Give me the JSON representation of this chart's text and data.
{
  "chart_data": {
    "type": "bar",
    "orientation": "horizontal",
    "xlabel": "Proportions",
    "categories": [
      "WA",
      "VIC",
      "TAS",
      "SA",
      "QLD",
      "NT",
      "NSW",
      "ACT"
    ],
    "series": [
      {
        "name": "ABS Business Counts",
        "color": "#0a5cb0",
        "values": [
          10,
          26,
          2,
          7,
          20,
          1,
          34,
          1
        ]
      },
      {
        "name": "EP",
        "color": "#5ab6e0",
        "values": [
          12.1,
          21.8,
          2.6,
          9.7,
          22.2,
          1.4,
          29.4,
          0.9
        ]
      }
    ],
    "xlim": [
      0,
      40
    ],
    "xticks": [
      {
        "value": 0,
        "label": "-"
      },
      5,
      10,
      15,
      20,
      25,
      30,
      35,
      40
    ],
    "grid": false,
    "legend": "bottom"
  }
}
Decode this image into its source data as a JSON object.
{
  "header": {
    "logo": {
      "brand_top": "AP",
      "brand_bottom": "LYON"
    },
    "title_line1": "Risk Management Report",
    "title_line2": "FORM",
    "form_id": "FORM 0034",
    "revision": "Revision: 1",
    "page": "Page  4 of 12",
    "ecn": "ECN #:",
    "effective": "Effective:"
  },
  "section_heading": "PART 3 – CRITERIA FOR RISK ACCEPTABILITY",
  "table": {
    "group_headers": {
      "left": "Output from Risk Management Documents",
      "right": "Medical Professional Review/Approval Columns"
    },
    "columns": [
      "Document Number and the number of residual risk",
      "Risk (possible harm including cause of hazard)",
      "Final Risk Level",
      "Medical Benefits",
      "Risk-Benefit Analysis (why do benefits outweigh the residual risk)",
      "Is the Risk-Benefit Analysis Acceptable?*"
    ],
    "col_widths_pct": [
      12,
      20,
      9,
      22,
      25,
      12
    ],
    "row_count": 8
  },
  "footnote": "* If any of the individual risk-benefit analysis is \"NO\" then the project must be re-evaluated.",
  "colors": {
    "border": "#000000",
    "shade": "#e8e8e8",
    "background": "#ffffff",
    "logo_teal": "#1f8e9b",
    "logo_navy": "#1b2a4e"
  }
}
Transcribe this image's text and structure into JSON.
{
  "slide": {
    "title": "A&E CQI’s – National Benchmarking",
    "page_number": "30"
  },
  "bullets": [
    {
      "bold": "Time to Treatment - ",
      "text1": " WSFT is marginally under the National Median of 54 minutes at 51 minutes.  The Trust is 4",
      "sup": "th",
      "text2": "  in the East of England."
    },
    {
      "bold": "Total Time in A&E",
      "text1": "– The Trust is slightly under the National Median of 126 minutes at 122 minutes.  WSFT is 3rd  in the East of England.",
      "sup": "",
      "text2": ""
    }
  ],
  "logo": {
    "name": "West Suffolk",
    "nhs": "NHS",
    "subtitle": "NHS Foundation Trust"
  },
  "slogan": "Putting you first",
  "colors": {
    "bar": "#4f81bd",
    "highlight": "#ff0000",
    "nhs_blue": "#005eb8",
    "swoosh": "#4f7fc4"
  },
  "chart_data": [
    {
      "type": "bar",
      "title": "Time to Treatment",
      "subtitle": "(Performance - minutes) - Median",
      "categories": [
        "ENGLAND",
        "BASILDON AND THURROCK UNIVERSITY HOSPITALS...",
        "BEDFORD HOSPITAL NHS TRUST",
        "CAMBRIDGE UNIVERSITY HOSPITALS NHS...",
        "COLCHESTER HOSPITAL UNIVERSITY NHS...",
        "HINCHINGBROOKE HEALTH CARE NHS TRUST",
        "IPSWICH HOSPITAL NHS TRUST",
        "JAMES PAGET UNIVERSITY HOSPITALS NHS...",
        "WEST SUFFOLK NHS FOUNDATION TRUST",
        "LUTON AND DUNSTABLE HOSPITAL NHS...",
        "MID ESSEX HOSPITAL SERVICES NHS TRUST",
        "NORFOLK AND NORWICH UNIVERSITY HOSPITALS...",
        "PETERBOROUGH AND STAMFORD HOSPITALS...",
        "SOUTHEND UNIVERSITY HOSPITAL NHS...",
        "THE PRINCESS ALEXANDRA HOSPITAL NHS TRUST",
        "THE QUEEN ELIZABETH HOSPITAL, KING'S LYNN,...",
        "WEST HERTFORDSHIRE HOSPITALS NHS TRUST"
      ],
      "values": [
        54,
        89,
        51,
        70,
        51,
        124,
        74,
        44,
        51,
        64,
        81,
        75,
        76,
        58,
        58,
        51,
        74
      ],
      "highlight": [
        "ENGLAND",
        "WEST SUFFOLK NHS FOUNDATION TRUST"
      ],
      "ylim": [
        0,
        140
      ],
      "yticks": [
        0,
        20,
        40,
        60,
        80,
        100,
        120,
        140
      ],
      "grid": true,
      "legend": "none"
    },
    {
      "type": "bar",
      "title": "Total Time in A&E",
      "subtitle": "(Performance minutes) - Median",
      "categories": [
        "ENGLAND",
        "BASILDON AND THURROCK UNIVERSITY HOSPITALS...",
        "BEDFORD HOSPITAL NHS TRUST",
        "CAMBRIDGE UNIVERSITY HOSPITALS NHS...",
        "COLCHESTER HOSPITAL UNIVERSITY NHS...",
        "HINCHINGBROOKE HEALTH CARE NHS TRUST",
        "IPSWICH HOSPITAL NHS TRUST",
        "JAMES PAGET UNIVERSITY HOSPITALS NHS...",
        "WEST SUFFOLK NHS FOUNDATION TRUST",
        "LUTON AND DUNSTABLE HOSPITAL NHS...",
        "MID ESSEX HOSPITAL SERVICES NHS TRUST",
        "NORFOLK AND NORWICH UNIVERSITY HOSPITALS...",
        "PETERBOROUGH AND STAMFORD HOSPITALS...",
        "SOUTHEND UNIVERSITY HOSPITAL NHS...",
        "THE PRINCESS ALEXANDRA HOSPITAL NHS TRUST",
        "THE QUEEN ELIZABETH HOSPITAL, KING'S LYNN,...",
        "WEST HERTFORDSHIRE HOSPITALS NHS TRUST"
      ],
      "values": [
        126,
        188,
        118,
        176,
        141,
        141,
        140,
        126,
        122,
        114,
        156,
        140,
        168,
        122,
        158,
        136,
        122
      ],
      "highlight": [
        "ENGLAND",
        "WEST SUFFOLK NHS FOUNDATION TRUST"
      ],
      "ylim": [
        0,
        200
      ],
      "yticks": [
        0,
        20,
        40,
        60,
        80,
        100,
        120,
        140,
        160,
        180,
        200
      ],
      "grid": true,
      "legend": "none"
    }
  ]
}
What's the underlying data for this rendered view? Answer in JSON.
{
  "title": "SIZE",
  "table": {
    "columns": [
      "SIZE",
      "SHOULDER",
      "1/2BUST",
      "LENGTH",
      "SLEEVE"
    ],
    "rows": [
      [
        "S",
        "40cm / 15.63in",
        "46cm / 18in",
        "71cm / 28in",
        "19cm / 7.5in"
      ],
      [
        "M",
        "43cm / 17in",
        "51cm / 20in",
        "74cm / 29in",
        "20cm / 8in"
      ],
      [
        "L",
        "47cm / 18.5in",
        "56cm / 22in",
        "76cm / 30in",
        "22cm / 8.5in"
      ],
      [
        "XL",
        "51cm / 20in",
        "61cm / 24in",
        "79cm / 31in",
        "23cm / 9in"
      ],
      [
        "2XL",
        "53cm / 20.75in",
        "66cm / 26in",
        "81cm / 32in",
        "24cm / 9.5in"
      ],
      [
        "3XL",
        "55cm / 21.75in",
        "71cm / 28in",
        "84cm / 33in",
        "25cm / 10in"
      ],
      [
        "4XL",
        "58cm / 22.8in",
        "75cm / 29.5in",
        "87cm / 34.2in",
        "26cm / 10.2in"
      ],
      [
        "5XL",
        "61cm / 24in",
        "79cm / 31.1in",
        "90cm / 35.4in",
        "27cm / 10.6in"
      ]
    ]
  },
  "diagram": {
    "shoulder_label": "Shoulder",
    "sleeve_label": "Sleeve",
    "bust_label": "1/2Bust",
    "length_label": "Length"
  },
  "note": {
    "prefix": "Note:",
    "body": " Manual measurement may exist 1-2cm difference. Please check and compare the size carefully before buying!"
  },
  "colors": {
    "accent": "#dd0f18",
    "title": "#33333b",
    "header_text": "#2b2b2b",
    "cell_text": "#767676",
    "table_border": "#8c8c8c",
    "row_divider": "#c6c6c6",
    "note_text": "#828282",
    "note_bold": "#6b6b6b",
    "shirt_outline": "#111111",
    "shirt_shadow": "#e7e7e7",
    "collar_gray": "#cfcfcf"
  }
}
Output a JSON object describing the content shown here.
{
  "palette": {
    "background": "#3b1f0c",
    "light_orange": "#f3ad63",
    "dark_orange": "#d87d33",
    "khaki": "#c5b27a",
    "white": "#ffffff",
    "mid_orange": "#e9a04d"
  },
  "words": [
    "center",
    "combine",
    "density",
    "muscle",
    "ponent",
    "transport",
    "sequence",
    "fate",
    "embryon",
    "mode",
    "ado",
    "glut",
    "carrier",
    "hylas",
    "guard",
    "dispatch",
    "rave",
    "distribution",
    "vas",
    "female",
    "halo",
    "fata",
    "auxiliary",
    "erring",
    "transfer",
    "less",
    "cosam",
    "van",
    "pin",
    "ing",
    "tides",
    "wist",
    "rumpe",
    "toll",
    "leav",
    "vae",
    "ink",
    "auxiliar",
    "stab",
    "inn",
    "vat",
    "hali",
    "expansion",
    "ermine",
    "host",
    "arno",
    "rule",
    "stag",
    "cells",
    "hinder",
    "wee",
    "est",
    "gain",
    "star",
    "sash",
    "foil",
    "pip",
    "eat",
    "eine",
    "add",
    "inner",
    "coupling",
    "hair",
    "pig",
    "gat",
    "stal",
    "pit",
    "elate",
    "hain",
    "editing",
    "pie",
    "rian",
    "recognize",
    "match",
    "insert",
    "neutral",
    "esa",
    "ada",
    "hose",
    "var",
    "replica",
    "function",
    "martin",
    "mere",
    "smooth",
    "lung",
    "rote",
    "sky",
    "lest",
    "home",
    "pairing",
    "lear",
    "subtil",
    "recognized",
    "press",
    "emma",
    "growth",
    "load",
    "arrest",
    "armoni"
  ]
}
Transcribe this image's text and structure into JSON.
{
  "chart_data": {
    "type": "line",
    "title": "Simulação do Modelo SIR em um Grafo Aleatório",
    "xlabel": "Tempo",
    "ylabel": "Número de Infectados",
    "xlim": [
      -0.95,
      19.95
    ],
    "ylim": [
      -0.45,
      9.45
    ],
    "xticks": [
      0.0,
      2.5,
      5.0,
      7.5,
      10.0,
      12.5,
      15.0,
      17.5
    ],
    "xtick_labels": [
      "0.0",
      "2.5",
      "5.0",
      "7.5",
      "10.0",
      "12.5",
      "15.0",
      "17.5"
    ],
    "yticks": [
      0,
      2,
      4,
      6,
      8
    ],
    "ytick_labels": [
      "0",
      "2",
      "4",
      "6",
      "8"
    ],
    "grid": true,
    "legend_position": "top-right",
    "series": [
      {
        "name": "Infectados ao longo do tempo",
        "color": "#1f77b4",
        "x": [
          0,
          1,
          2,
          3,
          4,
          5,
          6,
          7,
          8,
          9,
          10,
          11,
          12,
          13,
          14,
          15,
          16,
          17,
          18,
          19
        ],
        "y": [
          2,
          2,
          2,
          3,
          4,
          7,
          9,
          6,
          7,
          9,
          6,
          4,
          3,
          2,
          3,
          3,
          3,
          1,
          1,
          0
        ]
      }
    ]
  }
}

--------------------

Scan the material line by line and report each one that contains "minutes".

      "text1": " WSFT is marginally under the National Median of 54 minutes at 51 minutes.  The Trust is 4",
      "text1": "– The Trust is slightly under the National Median of 126 minutes at 122 minutes.  WSFT is 3rd  in the East of England.",
      "subtitle": "(Performance - minutes) - Median",
      "subtitle": "(Performance minutes) - Median",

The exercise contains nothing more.